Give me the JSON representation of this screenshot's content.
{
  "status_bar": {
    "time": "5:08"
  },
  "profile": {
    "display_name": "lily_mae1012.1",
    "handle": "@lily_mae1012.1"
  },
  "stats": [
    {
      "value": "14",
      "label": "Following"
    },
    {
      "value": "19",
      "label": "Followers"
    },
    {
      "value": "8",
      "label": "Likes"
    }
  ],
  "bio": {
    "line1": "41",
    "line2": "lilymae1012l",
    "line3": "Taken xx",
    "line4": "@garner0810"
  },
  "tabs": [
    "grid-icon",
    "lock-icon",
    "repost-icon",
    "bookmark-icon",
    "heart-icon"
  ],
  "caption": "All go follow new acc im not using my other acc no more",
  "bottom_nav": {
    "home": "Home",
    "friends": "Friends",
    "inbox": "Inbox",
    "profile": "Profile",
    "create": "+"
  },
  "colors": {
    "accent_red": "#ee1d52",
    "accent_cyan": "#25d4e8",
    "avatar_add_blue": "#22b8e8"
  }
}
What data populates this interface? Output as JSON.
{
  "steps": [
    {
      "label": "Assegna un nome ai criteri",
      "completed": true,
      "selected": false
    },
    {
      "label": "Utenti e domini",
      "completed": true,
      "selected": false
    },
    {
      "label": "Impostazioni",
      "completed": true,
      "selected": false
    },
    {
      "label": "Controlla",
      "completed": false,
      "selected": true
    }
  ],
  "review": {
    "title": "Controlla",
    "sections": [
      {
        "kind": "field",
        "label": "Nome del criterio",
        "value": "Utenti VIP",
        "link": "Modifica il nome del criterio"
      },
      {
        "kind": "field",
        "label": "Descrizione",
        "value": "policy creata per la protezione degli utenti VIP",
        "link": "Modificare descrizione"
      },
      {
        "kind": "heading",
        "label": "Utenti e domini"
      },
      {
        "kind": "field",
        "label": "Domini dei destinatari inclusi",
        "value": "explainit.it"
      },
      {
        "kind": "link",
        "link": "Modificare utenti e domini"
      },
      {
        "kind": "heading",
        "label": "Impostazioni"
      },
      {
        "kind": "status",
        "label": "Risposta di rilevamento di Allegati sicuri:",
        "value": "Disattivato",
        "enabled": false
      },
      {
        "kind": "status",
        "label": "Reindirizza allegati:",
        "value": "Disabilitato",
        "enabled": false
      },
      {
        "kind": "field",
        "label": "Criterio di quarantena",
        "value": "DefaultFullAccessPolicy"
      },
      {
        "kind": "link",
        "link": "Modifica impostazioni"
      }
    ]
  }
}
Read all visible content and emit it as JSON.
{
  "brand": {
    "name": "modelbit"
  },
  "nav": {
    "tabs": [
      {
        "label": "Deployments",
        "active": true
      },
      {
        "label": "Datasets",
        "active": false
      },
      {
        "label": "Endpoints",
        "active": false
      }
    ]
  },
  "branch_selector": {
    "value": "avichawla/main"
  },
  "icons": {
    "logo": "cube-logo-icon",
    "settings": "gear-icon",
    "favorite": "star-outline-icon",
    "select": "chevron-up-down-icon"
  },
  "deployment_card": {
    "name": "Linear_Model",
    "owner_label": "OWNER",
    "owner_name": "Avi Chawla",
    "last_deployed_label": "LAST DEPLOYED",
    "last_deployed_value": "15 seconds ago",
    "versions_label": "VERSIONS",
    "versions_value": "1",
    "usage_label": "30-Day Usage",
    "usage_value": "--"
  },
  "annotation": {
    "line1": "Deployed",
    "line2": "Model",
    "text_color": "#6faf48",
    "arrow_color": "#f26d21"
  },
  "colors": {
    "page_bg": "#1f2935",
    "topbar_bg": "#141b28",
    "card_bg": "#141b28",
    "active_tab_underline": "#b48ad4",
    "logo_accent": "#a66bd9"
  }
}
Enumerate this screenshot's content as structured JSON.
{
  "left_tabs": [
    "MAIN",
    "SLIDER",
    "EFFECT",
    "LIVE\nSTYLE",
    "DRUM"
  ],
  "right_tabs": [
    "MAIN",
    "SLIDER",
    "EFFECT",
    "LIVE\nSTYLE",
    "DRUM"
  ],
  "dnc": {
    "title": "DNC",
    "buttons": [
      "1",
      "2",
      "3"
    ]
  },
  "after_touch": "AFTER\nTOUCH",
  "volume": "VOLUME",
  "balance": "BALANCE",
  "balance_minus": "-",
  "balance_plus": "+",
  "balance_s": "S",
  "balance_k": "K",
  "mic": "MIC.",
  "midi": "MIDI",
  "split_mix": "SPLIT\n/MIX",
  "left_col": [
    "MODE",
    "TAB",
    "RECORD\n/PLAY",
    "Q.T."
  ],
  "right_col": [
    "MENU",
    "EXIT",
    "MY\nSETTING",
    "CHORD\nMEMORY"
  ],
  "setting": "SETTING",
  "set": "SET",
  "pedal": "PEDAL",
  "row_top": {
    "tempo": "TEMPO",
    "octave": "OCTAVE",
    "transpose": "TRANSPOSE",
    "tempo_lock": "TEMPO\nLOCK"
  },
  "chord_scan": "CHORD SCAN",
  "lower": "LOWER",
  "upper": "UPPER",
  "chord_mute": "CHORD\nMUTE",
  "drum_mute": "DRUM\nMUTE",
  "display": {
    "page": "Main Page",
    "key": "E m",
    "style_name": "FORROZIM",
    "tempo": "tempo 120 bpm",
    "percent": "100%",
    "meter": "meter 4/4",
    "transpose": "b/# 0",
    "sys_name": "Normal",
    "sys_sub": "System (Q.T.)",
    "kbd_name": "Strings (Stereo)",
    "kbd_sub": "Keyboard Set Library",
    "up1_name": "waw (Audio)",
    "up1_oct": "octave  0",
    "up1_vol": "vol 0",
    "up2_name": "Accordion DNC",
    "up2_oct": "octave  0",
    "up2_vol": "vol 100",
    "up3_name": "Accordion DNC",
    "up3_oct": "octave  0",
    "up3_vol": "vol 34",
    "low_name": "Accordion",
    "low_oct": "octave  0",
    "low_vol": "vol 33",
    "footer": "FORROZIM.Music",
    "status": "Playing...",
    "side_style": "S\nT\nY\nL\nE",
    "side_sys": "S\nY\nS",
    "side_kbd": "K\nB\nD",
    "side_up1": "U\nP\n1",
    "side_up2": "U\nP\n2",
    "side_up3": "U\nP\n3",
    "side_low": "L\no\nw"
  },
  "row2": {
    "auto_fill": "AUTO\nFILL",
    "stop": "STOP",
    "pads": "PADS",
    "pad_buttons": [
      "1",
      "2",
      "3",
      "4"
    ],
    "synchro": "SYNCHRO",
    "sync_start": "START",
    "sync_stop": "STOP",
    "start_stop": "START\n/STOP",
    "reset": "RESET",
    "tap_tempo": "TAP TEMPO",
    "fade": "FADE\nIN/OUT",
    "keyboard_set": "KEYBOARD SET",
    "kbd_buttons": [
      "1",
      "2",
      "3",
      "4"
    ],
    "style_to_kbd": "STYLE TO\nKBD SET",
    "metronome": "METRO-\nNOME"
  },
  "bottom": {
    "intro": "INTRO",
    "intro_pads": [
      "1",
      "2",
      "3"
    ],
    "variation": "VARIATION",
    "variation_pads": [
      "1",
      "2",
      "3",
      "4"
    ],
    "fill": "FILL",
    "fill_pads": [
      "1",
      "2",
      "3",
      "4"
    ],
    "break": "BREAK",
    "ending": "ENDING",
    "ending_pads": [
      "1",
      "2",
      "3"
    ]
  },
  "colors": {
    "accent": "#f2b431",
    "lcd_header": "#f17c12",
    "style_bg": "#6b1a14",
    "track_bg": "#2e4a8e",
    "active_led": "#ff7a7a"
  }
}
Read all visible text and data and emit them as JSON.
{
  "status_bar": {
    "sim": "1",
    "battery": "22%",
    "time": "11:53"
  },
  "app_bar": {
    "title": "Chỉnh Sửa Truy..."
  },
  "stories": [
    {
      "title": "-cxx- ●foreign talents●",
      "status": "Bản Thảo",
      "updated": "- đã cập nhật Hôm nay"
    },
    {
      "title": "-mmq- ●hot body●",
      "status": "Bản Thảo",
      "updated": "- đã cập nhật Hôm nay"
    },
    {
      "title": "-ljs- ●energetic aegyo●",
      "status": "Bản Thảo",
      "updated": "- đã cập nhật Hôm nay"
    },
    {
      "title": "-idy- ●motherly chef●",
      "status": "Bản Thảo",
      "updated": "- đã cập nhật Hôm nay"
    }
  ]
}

__Aim of the task__.
Find the lines containing "screenshot" and pull them out.

__Complete output__.
Give me the JSON representation of this screenshot's content.
Enumerate this screenshot's content as structured JSON.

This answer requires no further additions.